* [Directions]
Answer these questions about the safety seminar text:
(a) What can an organization that holds silent auctions ask to have donated?
(b) Whose staff gave the feedback quoted in the text?
(c) In the second feedback quote, what did the writer used to feel they had to do "to be nice"?

* [Exercise passage]
Do you work with a non-profit or community organization that holds silent  auctions? Ask me to donate a gift certificate for attendance at a Single Day Seminar.

Do you work with a non-profit or community organization whose staff/volunteers/members/clients would benefit from a safety skills seminar? Visit http://www.StrategicLiving.org/donated-class.php for information on requesting partly subsidized training sessions. 

Liz J's staff had this feedback from their session:

"I really enjoyed the training.  It reinforced the notion of trusting your instincts and being aware of your environment.  I thought the physical techniques we learned were easy to remember and very practical."
 
"I thought it was a great training.  It has made me more mindful about my presence in the world.  I've been practicing acknowledging people (men) when I'm by myself by making eye contact but not smiling at them.  I used to feel like I had to smile to "be nice".  I've been conscious of my posture as well.  Also just being aware of my surroundings.  I haven't actually thought about using any of the self defense methods other than remembering what they are."
 
"I thought the training was helpful to remind me to continue being aware of my surroundings and feeling confident that I have the right tools to handle myself in any situation that comes my way."

[Structured page parsing data]
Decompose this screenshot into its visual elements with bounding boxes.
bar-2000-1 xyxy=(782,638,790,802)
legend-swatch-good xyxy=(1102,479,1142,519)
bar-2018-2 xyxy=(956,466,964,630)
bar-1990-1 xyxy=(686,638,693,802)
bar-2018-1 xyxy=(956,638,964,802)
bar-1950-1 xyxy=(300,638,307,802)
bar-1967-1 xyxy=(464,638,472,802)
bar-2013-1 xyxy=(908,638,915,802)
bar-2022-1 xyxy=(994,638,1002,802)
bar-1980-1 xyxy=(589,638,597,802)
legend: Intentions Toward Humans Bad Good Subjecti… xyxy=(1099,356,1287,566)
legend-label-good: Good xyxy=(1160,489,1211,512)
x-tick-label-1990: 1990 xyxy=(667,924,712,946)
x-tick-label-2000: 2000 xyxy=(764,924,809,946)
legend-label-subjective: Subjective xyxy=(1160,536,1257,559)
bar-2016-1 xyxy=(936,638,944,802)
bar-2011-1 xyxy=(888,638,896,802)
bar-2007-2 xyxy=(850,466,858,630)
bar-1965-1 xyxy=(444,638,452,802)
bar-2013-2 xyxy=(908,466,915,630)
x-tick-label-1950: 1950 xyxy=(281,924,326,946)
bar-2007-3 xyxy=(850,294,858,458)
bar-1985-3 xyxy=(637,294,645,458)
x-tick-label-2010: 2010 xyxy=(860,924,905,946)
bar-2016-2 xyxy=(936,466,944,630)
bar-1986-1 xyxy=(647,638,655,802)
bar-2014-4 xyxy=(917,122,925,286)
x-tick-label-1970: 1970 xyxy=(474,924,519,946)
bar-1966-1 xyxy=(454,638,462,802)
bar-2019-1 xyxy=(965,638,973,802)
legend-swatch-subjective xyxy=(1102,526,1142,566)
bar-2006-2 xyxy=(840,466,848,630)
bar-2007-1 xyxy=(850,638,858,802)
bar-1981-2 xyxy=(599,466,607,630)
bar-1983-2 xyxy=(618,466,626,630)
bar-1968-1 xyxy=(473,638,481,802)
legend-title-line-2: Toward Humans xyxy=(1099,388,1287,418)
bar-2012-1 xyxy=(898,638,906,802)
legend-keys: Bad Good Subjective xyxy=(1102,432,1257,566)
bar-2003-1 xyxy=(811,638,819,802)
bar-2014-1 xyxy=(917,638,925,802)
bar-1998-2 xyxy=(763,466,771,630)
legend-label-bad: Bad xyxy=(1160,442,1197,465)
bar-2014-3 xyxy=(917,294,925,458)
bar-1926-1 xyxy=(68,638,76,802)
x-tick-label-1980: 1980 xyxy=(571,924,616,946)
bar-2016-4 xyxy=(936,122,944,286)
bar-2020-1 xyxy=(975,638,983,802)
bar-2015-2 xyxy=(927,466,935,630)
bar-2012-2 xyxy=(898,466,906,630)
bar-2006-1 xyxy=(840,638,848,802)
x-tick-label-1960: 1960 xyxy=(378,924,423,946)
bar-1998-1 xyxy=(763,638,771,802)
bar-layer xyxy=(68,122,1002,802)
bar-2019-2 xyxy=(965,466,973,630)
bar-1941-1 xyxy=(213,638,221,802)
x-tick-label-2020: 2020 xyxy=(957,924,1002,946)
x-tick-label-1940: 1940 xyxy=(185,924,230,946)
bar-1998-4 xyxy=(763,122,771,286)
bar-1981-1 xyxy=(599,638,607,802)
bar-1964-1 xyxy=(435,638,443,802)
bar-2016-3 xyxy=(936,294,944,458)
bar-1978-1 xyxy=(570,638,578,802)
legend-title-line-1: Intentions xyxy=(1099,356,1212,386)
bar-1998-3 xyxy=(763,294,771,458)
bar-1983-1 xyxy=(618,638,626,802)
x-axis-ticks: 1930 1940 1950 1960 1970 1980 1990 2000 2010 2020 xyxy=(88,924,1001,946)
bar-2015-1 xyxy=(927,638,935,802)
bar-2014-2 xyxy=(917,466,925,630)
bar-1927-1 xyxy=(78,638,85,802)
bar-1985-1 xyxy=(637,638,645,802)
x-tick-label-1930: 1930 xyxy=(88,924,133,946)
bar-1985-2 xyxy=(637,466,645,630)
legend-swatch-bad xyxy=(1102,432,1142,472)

* [Exercise answer]
(a) A gift certificate for attendance at a Single Day Seminar.
(b) Liz J's staff.
(c) Smile.